___ Supplied material ___

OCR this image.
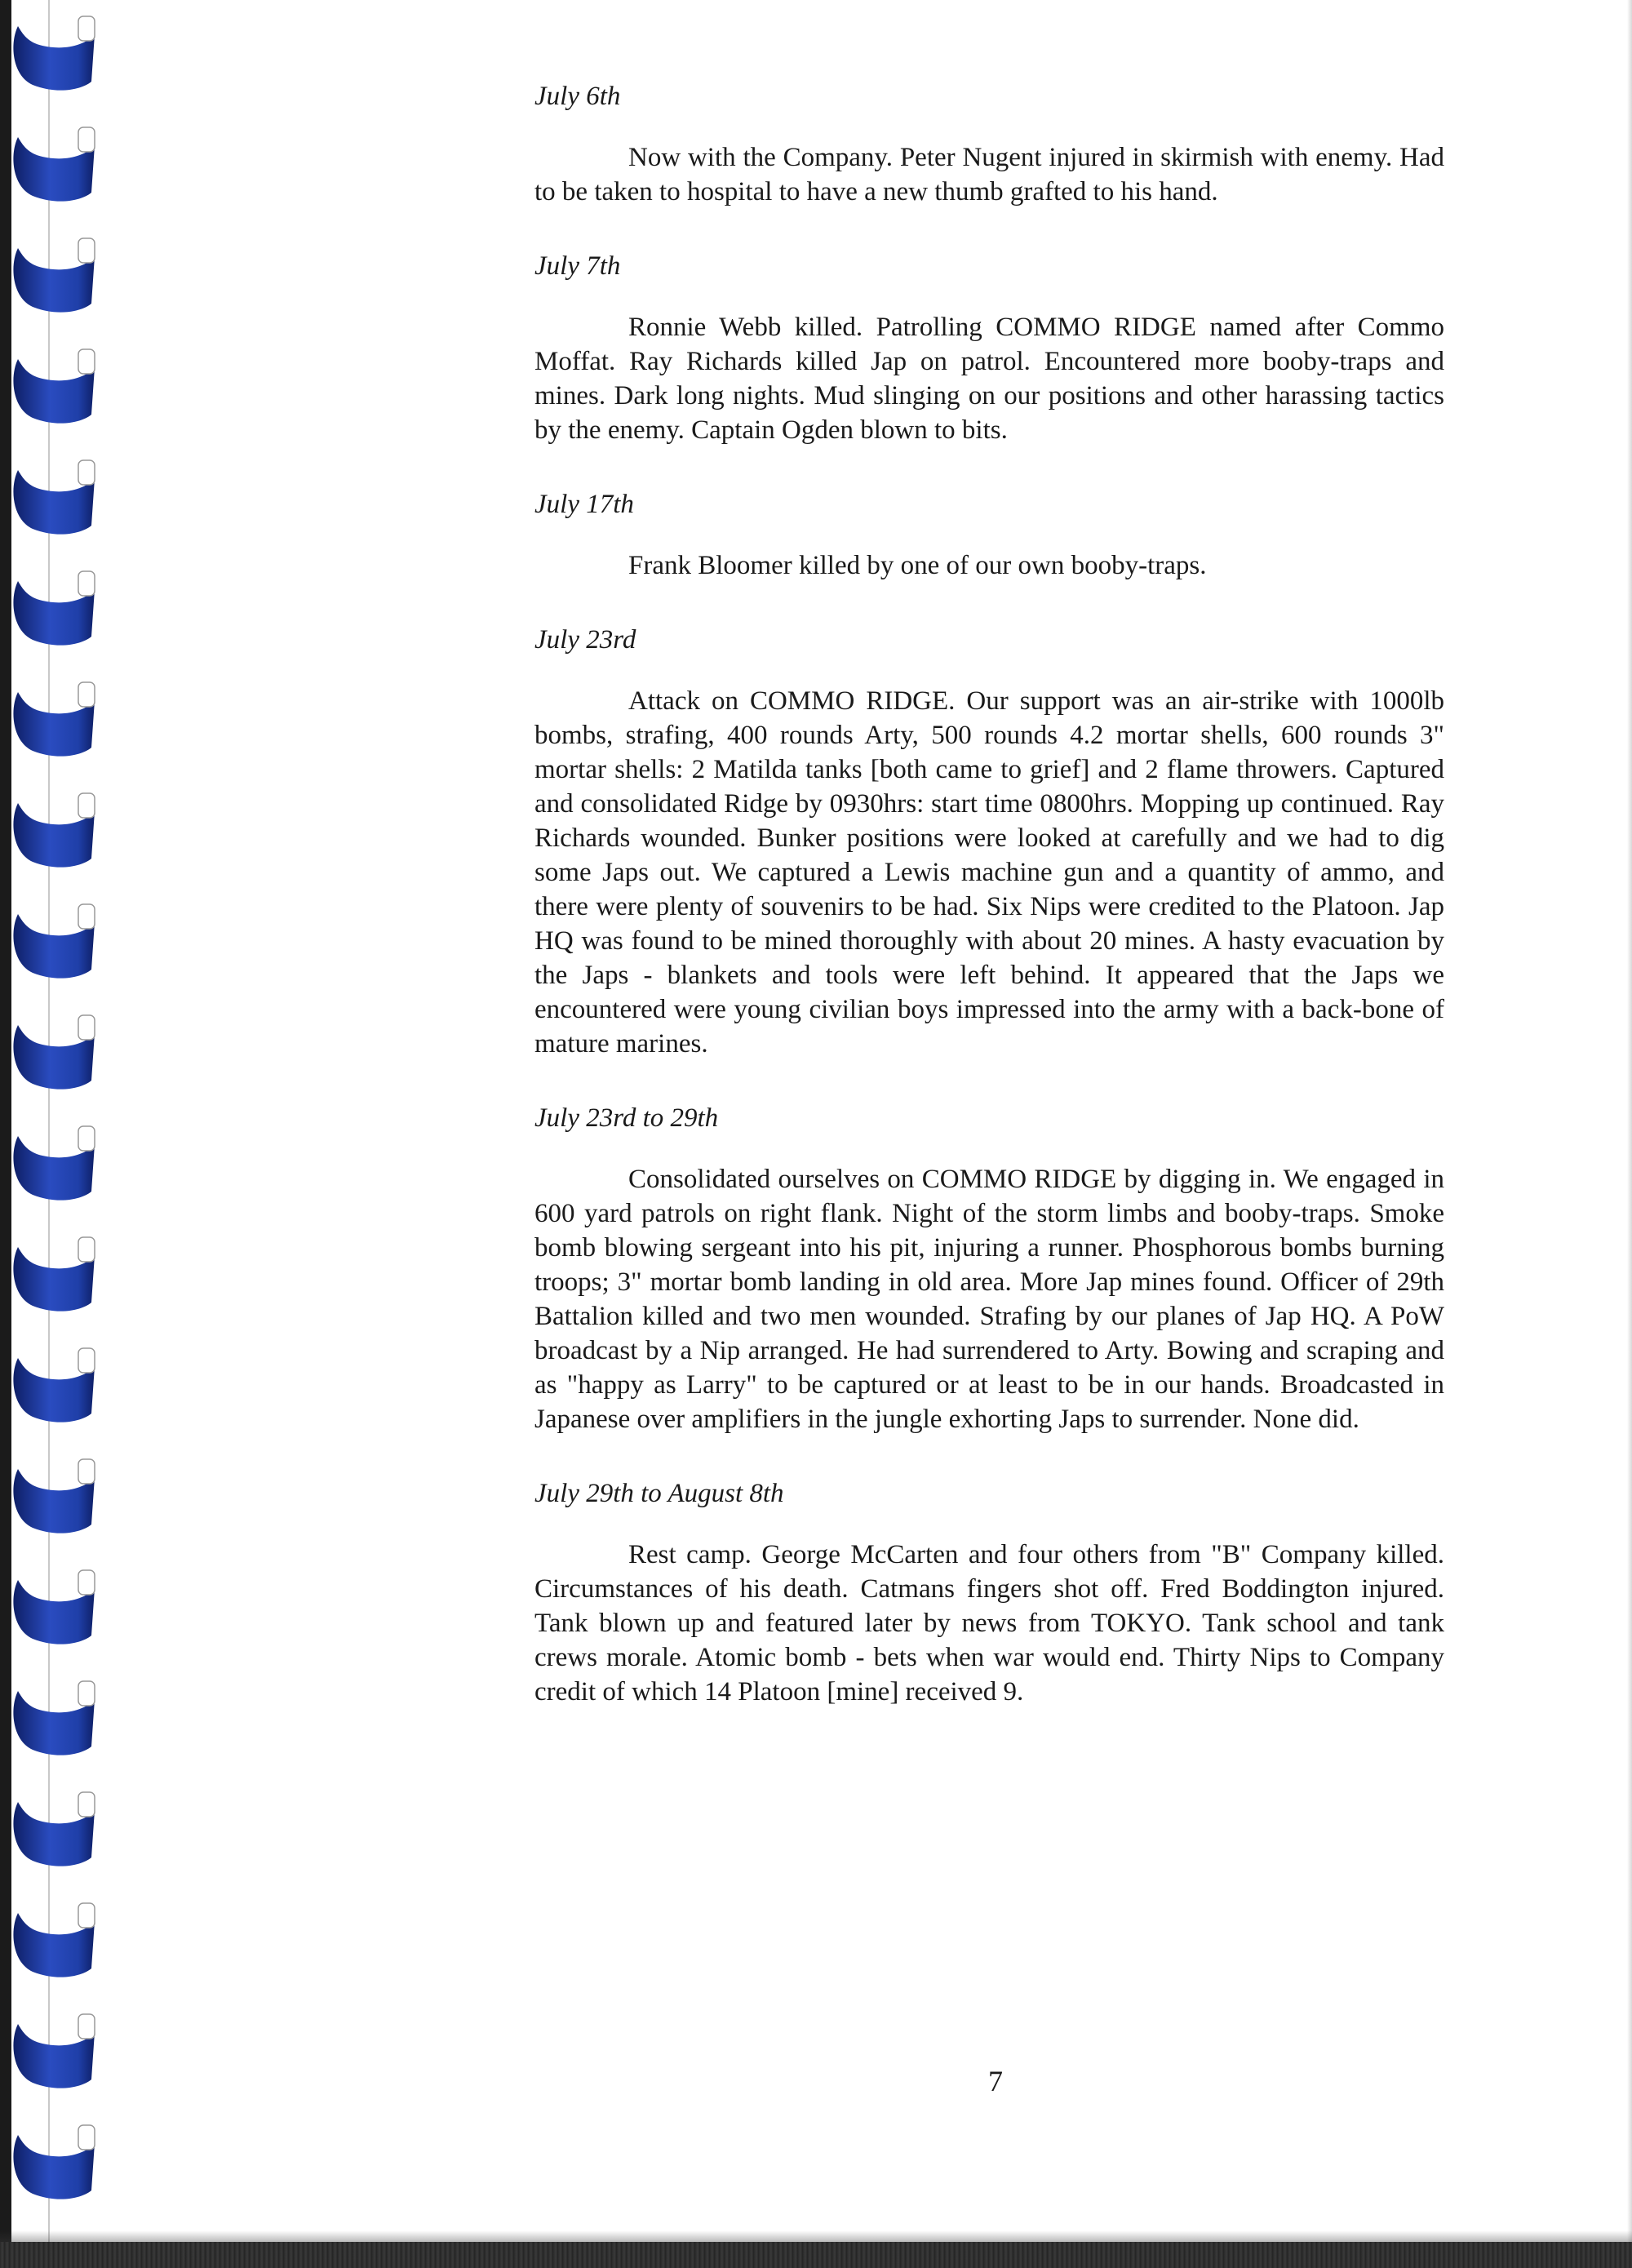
July 6th

Now with the Company. Peter Nugent injured in skirmish with enemy. Had to be taken to hospital to have a new thumb grafted to his hand.

July 7th

Ronnie Webb killed. Patrolling COMMO RIDGE named after Commo Moffat. Ray Richards killed Jap on patrol. Encountered more booby-traps and mines. Dark long nights. Mud slinging on our positions and other harassing tactics by the enemy. Captain Ogden blown to bits.

July 17th

Frank Bloomer killed by one of our own booby-traps.

July 23rd

Attack on COMMO RIDGE. Our support was an air-strike with 1000lb bombs, strafing, 400 rounds Arty, 500 rounds 4.2 mortar shells, 600 rounds 3" mortar shells: 2 Matilda tanks [both came to grief] and 2 flame throwers. Captured and consolidated Ridge by 0930hrs: start time 0800hrs. Mopping up continued. Ray Richards wounded. Bunker positions were looked at carefully and we had to dig some Japs out. We captured a Lewis machine gun and a quantity of ammo, and there were plenty of souvenirs to be had. Six Nips were credited to the Platoon. Jap HQ was found to be mined thoroughly with about 20 mines. A hasty evacuation by the Japs - blankets and tools were left behind. It appeared that the Japs we encountered were young civilian boys impressed into the army with a back-bone of mature marines.

July 23rd to 29th

Consolidated ourselves on COMMO RIDGE by digging in. We engaged in 600 yard patrols on right flank. Night of the storm limbs and booby-traps. Smoke bomb blowing sergeant into his pit, injuring a runner. Phosphorous bombs burning troops; 3" mortar bomb landing in old area. More Jap mines found. Officer of 29th Battalion killed and two men wounded. Strafing by our planes of Jap HQ. A PoW broadcast by a Nip arranged. He had surrendered to Arty. Bowing and scraping and as "happy as Larry" to be captured or at least to be in our hands. Broadcasted in Japanese over amplifiers in the jungle exhorting Japs to surrender. None did.

July 29th to August 8th

Rest camp. George McCarten and four others from "B" Company killed. Circumstances of his death. Catmans fingers shot off. Fred Boddington injured. Tank blown up and featured later by news from TOKYO. Tank school and tank crews morale. Atomic bomb - bets when war would end. Thirty Nips to Company credit of which 14 Platoon [mine] received 9.

7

___

Quote each line of the listing exactly, but leave the pictures out.

* [Result for this exercise]:
OCR this image.
July 6th

Now with the Company. Peter Nugent injured in skirmish with enemy. Had to be taken to hospital to have a new thumb grafted to his hand.

July 7th

Ronnie Webb killed. Patrolling COMMO RIDGE named after Commo Moffat. Ray Richards killed Jap on patrol. Encountered more booby-traps and mines. Dark long nights. Mud slinging on our positions and other harassing tactics by the enemy. Captain Ogden blown to bits.

July 17th

Frank Bloomer killed by one of our own booby-traps.

July 23rd

Attack on COMMO RIDGE. Our support was an air-strike with 1000lb bombs, strafing, 400 rounds Arty, 500 rounds 4.2 mortar shells, 600 rounds 3" mortar shells: 2 Matilda tanks [both came to grief] and 2 flame throwers. Captured and consolidated Ridge by 0930hrs: start time 0800hrs. Mopping up continued. Ray Richards wounded. Bunker positions were looked at carefully and we had to dig some Japs out. We captured a Lewis machine gun and a quantity of ammo, and there were plenty of souvenirs to be had. Six Nips were credited to the Platoon. Jap HQ was found to be mined thoroughly with about 20 mines. A hasty evacuation by the Japs - blankets and tools were left behind. It appeared that the Japs we encountered were young civilian boys impressed into the army with a back-bone of mature marines.

July 23rd to 29th

Consolidated ourselves on COMMO RIDGE by digging in. We engaged in 600 yard patrols on right flank. Night of the storm limbs and booby-traps. Smoke bomb blowing sergeant into his pit, injuring a runner. Phosphorous bombs burning troops; 3" mortar bomb landing in old area. More Jap mines found. Officer of 29th Battalion killed and two men wounded. Strafing by our planes of Jap HQ. A PoW broadcast by a Nip arranged. He had surrendered to Arty. Bowing and scraping and as "happy as Larry" to be captured or at least to be in our hands. Broadcasted in Japanese over amplifiers in the jungle exhorting Japs to surrender. None did.

July 29th to August 8th

Rest camp. George McCarten and four others from "B" Company killed. Circumstances of his death. Catmans fingers shot off. Fred Boddington injured. Tank blown up and featured later by news from TOKYO. Tank school and tank crews morale. Atomic bomb - bets when war would end. Thirty Nips to Company credit of which 14 Platoon [mine] received 9.

7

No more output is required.